───── EXTRACT PROVIDED ─────

The 40-minute Sundrops is most appropriate for listeners ages 3 through 7.  Its mellow sound and open-hearted lyrics will make a nice accompaniment for both rainy afternoons and sunny Sunday mornings.  Recommended.

Note: I was given a copy of the album for possible review.

Itty-Bitty Review: Turkey Andersen - Turkey Andersen

Turkey Andersen debut album cover

Turkey Andersen debut album cover

The debut EP is the proof-of-concept of the recorded music industry.  It's not intended to be perfect, it's just supposed to be an introduction, something that says, this could work - this does work.

Such is the case with the debut self-titled EP from Turkey Andersen.  Who is Turkey Andersen?  Well, I don't think he and Northampton, Massachusetts musician Henning Ohlenbusch have ever been seen together at the same time.  More importantly, though, in the course of 8 songs and 16 minutes, these songs put smiles on faces and quirky, poppy earworms in brains.  "If a Sandwich Was a Sandwich" is the most brilliant 30-second song ever ("If a sandwich was a pillow then the bread would be the pillow case," the song starts out, and maintains that level of rational absurdity for another 25 seconds).  The centerpiece of the album is "Time Travel Clothes," all about the trouble you can get into if you wear the wrong clothes while traveling through time.  (We've all been there, right?)  I also find "Hot and Stuffy" very funny and also educational about how to get a room to the right temperature.

You can stream the album here.  It'll be most amusing to kids ages 3 through 7.  Its combination of TMBG quirkiness and songwriting with Jonathan Richman-esque earnestness and vocals is pretty much instantly appealing.  If this debut is proof-of-concept, then I think it's proven that Turkey Andersen needs some investors.  More, please.  Definitely recommended.

Note: I received a (digital) copy of the album for possible review.

Itty-Bitty Review: Their Heads Are Green and Their Hands Are Blue - Papa Crow

Their Heads Are Green and Their Hands Are Blue

Their Heads Are Green and Their Hands Are Blue

I praise the willingness of musicians to follow wherever their idiosyncratic muse takes them, and by that measure, few kids musicians would receive higher praise than Michigan's Jeff Krebs, aka Papa Crow.  It's not that he changes musical styles dramatically from album to album -- you can hear his gentle folk-pop on his fine albums Things That Roar and Full Moon, Full Moon and you can also hear it on his EP about farting and tooting, What Was That Sound?.  It's the subjects that are wildly different.

─────

- PROBLEM DESCRIPTION: Continue the children's music album reviews above, picking up after their last sentence.

───── STUDY MATERIAL ─────

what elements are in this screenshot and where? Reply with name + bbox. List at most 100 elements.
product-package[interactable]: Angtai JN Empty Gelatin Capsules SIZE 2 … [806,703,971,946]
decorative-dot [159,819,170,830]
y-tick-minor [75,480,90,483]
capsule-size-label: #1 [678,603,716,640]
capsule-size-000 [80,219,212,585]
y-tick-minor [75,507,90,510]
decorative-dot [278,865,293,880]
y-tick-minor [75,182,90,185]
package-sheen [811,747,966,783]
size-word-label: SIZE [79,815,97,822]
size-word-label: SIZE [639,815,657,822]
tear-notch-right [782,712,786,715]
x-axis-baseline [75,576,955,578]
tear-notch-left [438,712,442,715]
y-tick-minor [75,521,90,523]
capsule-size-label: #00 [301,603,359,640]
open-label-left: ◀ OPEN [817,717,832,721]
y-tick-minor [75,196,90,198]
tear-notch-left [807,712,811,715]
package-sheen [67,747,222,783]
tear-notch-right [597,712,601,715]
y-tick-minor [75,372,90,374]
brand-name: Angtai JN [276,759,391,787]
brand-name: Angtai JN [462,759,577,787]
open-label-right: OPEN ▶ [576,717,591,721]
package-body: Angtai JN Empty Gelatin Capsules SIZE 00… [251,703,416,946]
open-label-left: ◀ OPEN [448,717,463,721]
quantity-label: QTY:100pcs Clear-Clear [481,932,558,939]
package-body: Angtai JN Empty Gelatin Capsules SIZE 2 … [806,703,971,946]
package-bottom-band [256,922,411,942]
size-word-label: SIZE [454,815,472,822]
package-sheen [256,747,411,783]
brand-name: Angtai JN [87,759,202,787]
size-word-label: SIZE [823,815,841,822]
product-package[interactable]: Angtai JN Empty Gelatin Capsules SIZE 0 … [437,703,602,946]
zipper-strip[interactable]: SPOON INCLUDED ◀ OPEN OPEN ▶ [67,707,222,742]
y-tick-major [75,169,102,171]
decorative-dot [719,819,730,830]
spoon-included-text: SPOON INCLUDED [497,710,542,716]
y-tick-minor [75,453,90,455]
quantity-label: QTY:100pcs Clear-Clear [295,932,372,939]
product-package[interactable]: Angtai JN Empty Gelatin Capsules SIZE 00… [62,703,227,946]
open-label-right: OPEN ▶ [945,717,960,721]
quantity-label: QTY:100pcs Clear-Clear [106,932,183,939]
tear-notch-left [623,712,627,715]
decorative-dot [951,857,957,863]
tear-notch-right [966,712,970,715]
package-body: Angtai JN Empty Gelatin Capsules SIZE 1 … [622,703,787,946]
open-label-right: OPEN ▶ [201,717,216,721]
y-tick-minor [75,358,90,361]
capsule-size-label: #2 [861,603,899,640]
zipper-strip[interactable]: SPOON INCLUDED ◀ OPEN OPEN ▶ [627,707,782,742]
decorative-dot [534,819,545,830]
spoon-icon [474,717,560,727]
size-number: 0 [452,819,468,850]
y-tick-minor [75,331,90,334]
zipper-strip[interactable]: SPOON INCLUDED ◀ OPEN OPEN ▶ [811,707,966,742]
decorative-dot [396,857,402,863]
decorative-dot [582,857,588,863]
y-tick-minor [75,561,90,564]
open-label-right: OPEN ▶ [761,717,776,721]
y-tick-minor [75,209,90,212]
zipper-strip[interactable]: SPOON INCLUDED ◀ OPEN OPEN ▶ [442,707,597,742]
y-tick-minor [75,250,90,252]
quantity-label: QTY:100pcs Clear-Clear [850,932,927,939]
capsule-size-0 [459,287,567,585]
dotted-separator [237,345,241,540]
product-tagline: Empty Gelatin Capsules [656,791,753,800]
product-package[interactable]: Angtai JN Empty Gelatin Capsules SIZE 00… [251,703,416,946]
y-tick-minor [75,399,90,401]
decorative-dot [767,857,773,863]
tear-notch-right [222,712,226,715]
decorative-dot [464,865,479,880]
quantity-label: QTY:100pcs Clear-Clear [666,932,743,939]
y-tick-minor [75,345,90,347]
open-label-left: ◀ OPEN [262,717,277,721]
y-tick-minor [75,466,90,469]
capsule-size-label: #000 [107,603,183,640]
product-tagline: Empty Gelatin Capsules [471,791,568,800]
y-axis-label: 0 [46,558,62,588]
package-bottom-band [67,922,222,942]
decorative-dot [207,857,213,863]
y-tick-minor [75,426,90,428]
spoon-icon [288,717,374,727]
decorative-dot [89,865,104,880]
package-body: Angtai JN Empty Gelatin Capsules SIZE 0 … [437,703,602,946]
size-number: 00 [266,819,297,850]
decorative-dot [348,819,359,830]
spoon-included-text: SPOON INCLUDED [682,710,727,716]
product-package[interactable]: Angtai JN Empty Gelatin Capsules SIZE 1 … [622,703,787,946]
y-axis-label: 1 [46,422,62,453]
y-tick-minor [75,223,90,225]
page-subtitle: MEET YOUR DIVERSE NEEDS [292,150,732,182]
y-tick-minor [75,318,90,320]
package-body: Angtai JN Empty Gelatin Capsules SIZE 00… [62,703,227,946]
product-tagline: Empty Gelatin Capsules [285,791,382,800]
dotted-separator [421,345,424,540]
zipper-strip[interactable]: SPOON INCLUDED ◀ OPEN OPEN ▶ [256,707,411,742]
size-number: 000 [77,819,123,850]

─────

- RESULT FOR THIS TASK:
You can also hear his folk-pop on his latest EP, Their Heads Are Green and Their Hands Are Blue.  His subject this time? The nonsense poems of 19th century writer Edward Lear.  Accompanied with nothing but his vintage 1947 Gibson guitar, Krebs tells these stories through melodies he's written for the album.  Lear might be most well-known for his poem "The Owl and the Pussycat," which Krebs includes here, but the strongest songs to my ear are the leadoff track, the sea-shanty-like "The Jumblies," and the blues-y "Calico Pie."  (Special shout-out to Krebs for recording the 110-line "The Courtship of the Yonghy Bonghy Bo," which Krebs reports took him 54 attempts to reach a suitable take.)

The album will be most appropriate for kids ages 4 through 8.  You can stream and purchase the 19-minute EP here.  Kids will need to be in the right frame of mind to enjoy the songs here -- they do require some attention -- and these may work better mixed in with other songs, rather than in one set.  But it's a fun album nonetheless.  Settings of 150-year-old poetry to song is probably not the way to kindie fame and fortune, but I'm glad that Papa Crow has chosen to explore this particular side path.  Recommended.

Note: I was given a (digital) copy of the album for possible review.